======== Extrait du document ========

Vous pouvez trouver toutes les grandes marques de lait en poudre – Milex, Alaska, Nido, Nutra, Ultra Milk, Anchor – sur les étals du nouveau supermarché de San Francisco de Macoris. Les marques de commerce sont nombreuses, mais dans les faits, elles cachent un petit nombre de très grandes sociétés transnationales.

Bernabel Matos nous guide dans les allées, présente les différentes marques et explique:

Milex vient d’Arla Foods au Danemark et est la plus importante. Nido est une marque de commerce de Nestlé. Nestlé importe maintenant le lait d’Argentine, alors qu’il était auparavant produit localement. Nous fabriquions la poudre de lait ici même à San Francisco de Macoris.

========

Consigne A: Indiquez si chacune des affirmations suivantes concorde avec l'extrait sur le lait en poudre, en répondant par oui ou par non et en citant les mots décisifs de l'extrait : (i) Milex appartient à Nestlé ; (ii) Nestlé importe désormais le lait d'Argentine ; (iii) les nombreuses marques relèvent d'un grand nombre de petites sociétés.
Consigne B: Rédigez la suite de l'extrait sur le lait en poudre à partir de sa dernière phrase.

======== Données ========

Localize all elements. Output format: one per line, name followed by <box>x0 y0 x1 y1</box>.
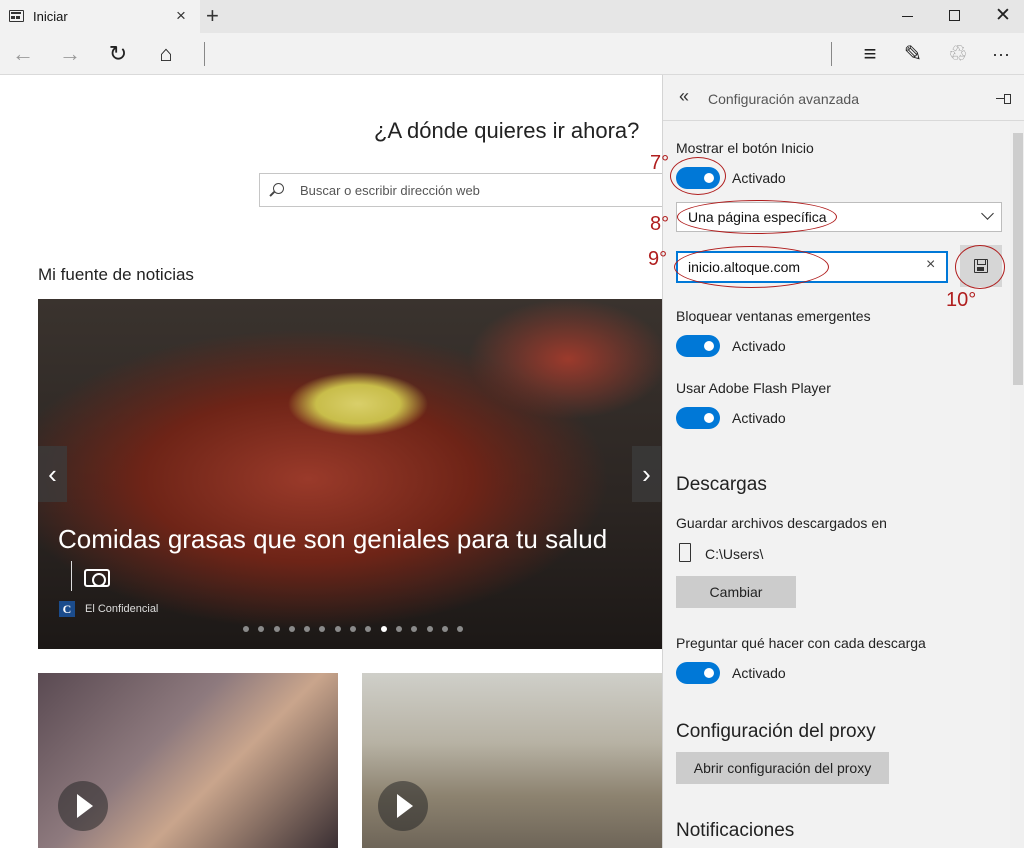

========

Réponse attendue A:
(i) Non : « Milex vient d’Arla Foods au Danemark ».
(ii) Oui : « Nestlé importe maintenant le lait d’Argentine ».
(iii) Non : « elles cachent un petit nombre de très grandes sociétés transnationales ».

Réponse attendue B:
Bernabel est président du syndicat de Nestlé Sitracodal, affilié à l’UITA. C’est un homme très énergique, qui s’intéresse avec passion à la question du lait en poudre – plus précisément, aux injustices qu’elle recouvre. Les pays riches – ceux de l’UE, et les États-Unis – peuvent se permettre de protéger leur production locale. Les pays pauvres, toutefois, ne le peuvent pas.

Il y a là une injustice, à laquelle s’ajoute le fait que les entreprises basées dans les pays riches, comme Arla Foods, font appel à des pratiques injustes pour chasser les entreprises locales du marché. La laiterie suédo-danoise reçoit des subsides à l’exportation afin de vendre ses surplus de poudre de lait en République dominicaine. C’est la définition du dumping.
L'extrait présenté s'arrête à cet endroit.